──────── Information supplied

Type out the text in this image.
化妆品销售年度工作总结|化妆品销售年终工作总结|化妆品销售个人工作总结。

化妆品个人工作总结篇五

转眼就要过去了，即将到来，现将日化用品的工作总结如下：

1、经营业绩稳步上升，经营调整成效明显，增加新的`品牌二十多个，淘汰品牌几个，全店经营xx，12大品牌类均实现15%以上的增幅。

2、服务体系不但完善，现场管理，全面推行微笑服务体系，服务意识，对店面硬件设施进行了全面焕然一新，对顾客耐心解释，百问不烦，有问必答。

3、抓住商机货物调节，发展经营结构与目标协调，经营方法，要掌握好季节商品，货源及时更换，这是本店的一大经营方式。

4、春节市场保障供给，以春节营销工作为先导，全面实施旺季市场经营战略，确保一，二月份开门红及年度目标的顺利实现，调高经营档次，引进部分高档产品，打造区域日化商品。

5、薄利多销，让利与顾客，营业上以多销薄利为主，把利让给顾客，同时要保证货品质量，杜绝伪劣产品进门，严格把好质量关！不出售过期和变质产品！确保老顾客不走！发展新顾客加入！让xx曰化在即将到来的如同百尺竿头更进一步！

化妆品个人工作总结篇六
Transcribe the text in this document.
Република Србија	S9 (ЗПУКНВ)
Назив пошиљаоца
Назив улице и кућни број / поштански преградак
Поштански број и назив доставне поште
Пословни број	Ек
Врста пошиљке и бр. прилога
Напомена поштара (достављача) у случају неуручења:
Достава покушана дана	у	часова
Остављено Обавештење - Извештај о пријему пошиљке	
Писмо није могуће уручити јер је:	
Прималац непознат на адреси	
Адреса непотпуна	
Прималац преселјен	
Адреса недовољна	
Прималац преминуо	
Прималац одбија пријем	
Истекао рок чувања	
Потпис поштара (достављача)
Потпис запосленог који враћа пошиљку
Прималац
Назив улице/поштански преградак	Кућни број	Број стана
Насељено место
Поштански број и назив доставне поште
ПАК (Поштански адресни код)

────────────────

Short task: The required answer is a single number: the count of lines in the entries that hold the string "Адреса".

Response for this exercise: 2